■ GOAL: Skip every picture and transcribe the remaining material exactly.
(begin)
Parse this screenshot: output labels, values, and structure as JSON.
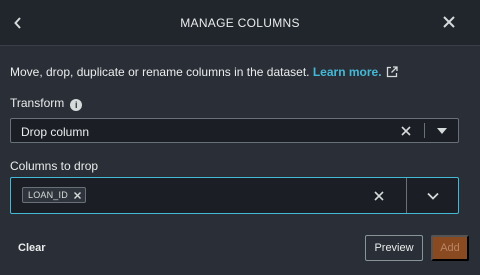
{
  "header": {
    "title": "MANAGE COLUMNS",
    "back_icon": "chevron-left-icon",
    "close_icon": "close-icon"
  },
  "description": {
    "text": "Move, drop, duplicate or rename columns in the dataset. ",
    "link_label": "Learn more."
  },
  "transform": {
    "label": "Transform",
    "selected": "Drop column"
  },
  "columns_to_drop": {
    "label": "Columns to drop",
    "tokens": [
      "LOAN_ID"
    ]
  },
  "footer": {
    "clear_label": "Clear",
    "preview_label": "Preview",
    "add_label": "Add"
  },
  "colors": {
    "background": "#2a2e36",
    "header": "#21252c",
    "link": "#44b9d6",
    "focus_border": "#44b9d6",
    "add_button": "#8a4a21"
  }
}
(end)
■ SOLUTION FOR THIS PROBLEM:
Parse this screenshot: output labels, values, and structure as JSON.
{
  "header": {
    "title": "MANAGE COLUMNS",
    "back_icon": "chevron-left-icon",
    "close_icon": "close-icon"
  },
  "description": {
    "text": "Move, drop, duplicate or rename columns in the dataset. ",
    "link_label": "Learn more."
  },
  "transform": {
    "label": "Transform",
    "selected": "Drop column"
  },
  "columns_to_drop": {
    "label": "Columns to drop",
    "tokens": [
      "LOAN_ID"
    ]
  },
  "footer": {
    "clear_label": "Clear",
    "preview_label": "Preview",
    "add_label": "Add"
  },
  "colors": {
    "background": "#2a2e36",
    "header": "#21252c",
    "link": "#44b9d6",
    "focus_border": "#44b9d6",
    "add_button": "#8a4a21"
  }
}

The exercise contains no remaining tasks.